◆ Given request
Print the listing below in its entirety, character for character.

Stored items from a collection
** Begin **

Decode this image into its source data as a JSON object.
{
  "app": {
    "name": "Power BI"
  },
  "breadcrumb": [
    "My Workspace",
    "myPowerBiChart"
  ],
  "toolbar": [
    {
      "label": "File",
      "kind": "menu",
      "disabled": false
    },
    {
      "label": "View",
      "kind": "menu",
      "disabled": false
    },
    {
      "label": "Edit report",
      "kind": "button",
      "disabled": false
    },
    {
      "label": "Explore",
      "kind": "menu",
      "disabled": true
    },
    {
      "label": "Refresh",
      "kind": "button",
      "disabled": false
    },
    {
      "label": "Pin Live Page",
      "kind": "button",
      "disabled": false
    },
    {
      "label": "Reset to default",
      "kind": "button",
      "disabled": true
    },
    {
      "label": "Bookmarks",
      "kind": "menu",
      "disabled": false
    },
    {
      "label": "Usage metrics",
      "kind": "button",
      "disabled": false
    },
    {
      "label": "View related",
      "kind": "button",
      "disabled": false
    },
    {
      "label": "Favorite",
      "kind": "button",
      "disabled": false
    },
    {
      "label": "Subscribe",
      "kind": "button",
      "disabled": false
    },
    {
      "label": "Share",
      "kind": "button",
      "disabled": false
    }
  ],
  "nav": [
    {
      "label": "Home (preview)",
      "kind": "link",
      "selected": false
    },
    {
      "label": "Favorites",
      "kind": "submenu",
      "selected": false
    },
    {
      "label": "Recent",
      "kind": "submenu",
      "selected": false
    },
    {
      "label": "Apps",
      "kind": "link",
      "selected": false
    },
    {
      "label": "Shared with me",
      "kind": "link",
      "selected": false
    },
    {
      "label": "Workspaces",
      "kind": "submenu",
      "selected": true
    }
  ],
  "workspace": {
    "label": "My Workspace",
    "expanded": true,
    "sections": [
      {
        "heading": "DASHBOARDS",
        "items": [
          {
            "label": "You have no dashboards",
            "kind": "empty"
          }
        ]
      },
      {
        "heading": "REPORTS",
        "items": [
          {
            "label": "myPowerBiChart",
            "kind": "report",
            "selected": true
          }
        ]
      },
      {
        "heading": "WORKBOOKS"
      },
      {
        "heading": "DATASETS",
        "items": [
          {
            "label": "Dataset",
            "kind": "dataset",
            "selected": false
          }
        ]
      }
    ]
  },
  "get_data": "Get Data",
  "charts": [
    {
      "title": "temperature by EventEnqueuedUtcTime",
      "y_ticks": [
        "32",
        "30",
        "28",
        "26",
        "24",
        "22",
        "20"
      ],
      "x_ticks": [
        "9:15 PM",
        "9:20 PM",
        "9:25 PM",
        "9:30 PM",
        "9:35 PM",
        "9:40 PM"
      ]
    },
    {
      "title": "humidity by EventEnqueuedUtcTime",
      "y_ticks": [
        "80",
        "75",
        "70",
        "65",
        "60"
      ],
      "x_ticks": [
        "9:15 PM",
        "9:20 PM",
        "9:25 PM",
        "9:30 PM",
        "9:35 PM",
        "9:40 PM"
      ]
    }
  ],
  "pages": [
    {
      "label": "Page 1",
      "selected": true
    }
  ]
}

** End **

◆ Response
Decode this image into its source data as a JSON object.
{
  "app": {
    "name": "Power BI"
  },
  "breadcrumb": [
    "My Workspace",
    "myPowerBiChart"
  ],
  "toolbar": [
    {
      "label": "File",
      "kind": "menu",
      "disabled": false
    },
    {
      "label": "View",
      "kind": "menu",
      "disabled": false
    },
    {
      "label": "Edit report",
      "kind": "button",
      "disabled": false
    },
    {
      "label": "Explore",
      "kind": "menu",
      "disabled": true
    },
    {
      "label": "Refresh",
      "kind": "button",
      "disabled": false
    },
    {
      "label": "Pin Live Page",
      "kind": "button",
      "disabled": false
    },
    {
      "label": "Reset to default",
      "kind": "button",
      "disabled": true
    },
    {
      "label": "Bookmarks",
      "kind": "menu",
      "disabled": false
    },
    {
      "label": "Usage metrics",
      "kind": "button",
      "disabled": false
    },
    {
      "label": "View related",
      "kind": "button",
      "disabled": false
    },
    {
      "label": "Favorite",
      "kind": "button",
      "disabled": false
    },
    {
      "label": "Subscribe",
      "kind": "button",
      "disabled": false
    },
    {
      "label": "Share",
      "kind": "button",
      "disabled": false
    }
  ],
  "nav": [
    {
      "label": "Home (preview)",
      "kind": "link",
      "selected": false
    },
    {
      "label": "Favorites",
      "kind": "submenu",
      "selected": false
    },
    {
      "label": "Recent",
      "kind": "submenu",
      "selected": false
    },
    {
      "label": "Apps",
      "kind": "link",
      "selected": false
    },
    {
      "label": "Shared with me",
      "kind": "link",
      "selected": false
    },
    {
      "label": "Workspaces",
      "kind": "submenu",
      "selected": true
    }
  ],
  "workspace": {
    "label": "My Workspace",
    "expanded": true,
    "sections": [
      {
        "heading": "DASHBOARDS",
        "items": [
          {
            "label": "You have no dashboards",
            "kind": "empty"
          }
        ]
      },
      {
        "heading": "REPORTS",
        "items": [
          {
            "label": "myPowerBiChart",
            "kind": "report",
            "selected": true
          }
        ]
      },
      {
        "heading": "WORKBOOKS"
      },
      {
        "heading": "DATASETS",
        "items": [
          {
            "label": "Dataset",
            "kind": "dataset",
            "selected": false
          }
        ]
      }
    ]
  },
  "get_data": "Get Data",
  "charts": [
    {
      "title": "temperature by EventEnqueuedUtcTime",
      "y_ticks": [
        "32",
        "30",
        "28",
        "26",
        "24",
        "22",
        "20"
      ],
      "x_ticks": [
        "9:15 PM",
        "9:20 PM",
        "9:25 PM",
        "9:30 PM",
        "9:35 PM",
        "9:40 PM"
      ]
    },
    {
      "title": "humidity by EventEnqueuedUtcTime",
      "y_ticks": [
        "80",
        "75",
        "70",
        "65",
        "60"
      ],
      "x_ticks": [
        "9:15 PM",
        "9:20 PM",
        "9:25 PM",
        "9:30 PM",
        "9:35 PM",
        "9:40 PM"
      ]
    }
  ],
  "pages": [
    {
      "label": "Page 1",
      "selected": true
    }
  ]
}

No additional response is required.